# Exercise goal
Will you restate verbatim the lines running from the line with "What data populates this chart?" to the end of the data, leaving out everything else?

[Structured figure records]
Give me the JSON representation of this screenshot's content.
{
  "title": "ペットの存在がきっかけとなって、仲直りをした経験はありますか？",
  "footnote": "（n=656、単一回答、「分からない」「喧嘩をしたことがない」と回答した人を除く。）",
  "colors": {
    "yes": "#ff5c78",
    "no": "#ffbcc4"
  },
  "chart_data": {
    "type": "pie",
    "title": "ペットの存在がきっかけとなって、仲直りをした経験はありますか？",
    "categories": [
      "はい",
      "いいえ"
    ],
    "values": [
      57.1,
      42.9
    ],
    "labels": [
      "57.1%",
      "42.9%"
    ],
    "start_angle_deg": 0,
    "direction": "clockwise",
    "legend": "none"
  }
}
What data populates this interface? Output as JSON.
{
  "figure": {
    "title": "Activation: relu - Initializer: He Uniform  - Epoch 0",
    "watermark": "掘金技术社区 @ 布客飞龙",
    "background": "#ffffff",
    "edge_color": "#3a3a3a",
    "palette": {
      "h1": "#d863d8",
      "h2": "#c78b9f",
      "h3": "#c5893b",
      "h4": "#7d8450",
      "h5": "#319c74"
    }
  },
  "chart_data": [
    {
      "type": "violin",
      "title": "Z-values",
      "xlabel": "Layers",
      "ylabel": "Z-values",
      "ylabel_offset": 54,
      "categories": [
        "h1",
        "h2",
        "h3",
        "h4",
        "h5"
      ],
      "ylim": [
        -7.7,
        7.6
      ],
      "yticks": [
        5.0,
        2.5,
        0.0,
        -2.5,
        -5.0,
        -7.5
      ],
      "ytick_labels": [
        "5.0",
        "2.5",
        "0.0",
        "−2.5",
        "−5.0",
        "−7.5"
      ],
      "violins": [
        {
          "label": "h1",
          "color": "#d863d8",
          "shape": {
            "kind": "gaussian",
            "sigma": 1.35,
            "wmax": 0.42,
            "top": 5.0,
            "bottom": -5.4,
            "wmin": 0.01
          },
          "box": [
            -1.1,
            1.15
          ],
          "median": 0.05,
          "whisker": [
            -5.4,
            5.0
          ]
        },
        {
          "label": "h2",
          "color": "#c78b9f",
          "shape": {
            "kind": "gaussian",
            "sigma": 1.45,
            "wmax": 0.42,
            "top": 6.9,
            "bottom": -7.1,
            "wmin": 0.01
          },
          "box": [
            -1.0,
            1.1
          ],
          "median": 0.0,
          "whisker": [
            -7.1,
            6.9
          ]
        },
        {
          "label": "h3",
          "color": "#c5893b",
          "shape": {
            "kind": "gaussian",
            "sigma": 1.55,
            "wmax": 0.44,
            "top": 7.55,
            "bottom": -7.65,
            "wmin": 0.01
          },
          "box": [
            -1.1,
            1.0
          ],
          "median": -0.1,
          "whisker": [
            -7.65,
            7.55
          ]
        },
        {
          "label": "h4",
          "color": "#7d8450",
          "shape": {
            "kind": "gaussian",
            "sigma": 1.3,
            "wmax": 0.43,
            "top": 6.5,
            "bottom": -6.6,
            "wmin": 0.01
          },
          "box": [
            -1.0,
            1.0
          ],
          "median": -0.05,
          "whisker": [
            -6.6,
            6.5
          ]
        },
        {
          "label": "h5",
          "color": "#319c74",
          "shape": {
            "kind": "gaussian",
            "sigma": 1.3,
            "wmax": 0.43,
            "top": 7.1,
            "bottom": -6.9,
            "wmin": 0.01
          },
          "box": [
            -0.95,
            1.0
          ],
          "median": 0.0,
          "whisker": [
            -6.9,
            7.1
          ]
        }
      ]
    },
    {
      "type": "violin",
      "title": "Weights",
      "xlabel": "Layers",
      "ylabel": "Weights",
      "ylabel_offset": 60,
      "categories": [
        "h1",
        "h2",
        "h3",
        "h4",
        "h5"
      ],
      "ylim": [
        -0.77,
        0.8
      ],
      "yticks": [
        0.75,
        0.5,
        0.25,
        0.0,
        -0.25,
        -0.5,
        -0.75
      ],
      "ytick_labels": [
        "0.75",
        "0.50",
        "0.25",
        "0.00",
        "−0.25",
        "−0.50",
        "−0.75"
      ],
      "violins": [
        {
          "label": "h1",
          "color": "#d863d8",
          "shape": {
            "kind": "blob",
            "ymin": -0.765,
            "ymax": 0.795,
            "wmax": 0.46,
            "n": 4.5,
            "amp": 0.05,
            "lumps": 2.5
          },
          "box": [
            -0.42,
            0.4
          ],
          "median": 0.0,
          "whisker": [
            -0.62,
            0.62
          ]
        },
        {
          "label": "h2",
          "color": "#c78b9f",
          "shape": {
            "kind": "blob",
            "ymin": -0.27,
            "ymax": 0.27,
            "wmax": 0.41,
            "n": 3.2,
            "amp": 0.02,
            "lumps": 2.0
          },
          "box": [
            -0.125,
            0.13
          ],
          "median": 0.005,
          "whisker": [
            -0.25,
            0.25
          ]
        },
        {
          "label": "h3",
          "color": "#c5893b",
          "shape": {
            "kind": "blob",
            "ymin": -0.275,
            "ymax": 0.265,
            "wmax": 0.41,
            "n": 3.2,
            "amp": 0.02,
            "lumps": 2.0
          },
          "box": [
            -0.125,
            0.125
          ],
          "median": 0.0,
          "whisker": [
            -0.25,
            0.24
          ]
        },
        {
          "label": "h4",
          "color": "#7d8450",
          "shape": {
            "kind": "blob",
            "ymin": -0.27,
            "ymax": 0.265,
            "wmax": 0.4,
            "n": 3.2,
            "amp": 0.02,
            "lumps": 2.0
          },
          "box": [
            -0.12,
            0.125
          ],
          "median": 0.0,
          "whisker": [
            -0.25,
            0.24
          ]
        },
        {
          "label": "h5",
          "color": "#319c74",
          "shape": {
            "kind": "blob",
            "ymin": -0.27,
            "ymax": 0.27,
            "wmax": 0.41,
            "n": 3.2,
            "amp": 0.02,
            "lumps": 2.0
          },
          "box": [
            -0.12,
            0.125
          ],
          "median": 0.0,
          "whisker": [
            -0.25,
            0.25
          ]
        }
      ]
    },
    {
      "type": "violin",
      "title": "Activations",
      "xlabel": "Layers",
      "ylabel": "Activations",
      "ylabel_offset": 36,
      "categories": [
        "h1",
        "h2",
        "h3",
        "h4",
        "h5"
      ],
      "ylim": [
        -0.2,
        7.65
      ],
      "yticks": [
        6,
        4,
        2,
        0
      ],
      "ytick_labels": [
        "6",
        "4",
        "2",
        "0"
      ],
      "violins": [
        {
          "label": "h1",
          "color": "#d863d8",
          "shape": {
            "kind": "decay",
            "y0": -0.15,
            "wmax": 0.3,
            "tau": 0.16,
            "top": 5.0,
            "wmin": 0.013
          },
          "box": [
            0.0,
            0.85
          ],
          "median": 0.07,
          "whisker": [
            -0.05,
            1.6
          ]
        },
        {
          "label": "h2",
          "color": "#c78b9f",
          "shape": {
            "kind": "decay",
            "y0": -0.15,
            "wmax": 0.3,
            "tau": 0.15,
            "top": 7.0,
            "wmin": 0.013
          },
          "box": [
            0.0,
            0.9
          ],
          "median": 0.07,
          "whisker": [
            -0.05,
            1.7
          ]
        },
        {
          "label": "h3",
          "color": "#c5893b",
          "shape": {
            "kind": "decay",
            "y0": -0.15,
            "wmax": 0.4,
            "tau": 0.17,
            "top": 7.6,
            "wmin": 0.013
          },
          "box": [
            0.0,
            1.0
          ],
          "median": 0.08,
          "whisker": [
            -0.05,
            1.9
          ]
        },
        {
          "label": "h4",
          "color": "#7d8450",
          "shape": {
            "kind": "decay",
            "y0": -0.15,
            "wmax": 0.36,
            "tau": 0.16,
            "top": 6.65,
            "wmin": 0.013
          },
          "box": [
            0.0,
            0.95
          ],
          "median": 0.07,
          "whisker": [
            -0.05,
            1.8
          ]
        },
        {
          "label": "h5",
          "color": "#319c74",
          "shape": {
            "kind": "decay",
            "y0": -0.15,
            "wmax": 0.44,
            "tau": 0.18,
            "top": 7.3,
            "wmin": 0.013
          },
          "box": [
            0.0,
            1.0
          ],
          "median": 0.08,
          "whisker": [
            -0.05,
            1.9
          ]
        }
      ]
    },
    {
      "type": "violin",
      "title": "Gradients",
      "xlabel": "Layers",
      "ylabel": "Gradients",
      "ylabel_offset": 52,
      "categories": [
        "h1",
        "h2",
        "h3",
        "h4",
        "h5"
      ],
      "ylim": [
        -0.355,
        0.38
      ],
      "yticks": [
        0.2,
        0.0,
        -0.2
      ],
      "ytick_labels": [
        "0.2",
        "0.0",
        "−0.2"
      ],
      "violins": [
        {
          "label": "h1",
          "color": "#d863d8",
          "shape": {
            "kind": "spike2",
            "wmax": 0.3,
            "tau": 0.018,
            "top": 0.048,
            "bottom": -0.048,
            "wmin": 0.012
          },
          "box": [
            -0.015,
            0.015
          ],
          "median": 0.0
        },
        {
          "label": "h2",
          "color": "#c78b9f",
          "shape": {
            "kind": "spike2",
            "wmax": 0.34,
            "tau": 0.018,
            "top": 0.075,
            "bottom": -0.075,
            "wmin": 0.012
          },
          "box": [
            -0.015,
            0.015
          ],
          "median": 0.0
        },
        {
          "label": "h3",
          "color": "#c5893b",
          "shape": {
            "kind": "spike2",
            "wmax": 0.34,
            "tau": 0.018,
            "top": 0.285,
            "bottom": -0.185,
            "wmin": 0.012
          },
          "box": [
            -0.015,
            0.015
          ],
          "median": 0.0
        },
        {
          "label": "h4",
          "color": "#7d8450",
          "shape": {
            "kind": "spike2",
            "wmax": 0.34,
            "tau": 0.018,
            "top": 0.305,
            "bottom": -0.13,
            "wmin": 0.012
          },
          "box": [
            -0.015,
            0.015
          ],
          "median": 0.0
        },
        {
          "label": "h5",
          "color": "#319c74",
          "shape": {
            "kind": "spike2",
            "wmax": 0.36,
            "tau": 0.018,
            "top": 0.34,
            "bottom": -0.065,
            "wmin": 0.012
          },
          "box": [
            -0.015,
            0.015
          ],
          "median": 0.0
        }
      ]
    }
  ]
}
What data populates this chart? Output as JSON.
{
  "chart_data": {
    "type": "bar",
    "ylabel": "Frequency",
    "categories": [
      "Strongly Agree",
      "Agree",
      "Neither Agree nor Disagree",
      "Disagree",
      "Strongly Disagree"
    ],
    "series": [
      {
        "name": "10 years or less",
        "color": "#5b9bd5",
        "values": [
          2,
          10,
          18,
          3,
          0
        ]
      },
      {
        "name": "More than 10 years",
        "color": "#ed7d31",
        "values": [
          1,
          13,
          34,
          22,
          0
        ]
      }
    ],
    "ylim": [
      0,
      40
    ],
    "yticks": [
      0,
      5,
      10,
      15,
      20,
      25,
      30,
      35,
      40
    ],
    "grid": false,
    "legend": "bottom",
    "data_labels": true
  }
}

# Correct result
What data populates this chart? Output as JSON.
{
  "chart_data": {
    "type": "bar",
    "ylabel": "Frequency",
    "categories": [
      "Strongly Agree",
      "Agree",
      "Neither Agree nor Disagree",
      "Disagree",
      "Strongly Disagree"
    ],
    "series": [
      {
        "name": "10 years or less",
        "color": "#5b9bd5",
        "values": [
          2,
          10,
          18,
          3,
          0
        ]
      },
      {
        "name": "More than 10 years",
        "color": "#ed7d31",
        "values": [
          1,
          13,
          34,
          22,
          0
        ]
      }
    ],
    "ylim": [
      0,
      40
    ],
    "yticks": [
      0,
      5,
      10,
      15,
      20,
      25,
      30,
      35,
      40
    ],
    "grid": false,
    "legend": "bottom",
    "data_labels": true
  }
}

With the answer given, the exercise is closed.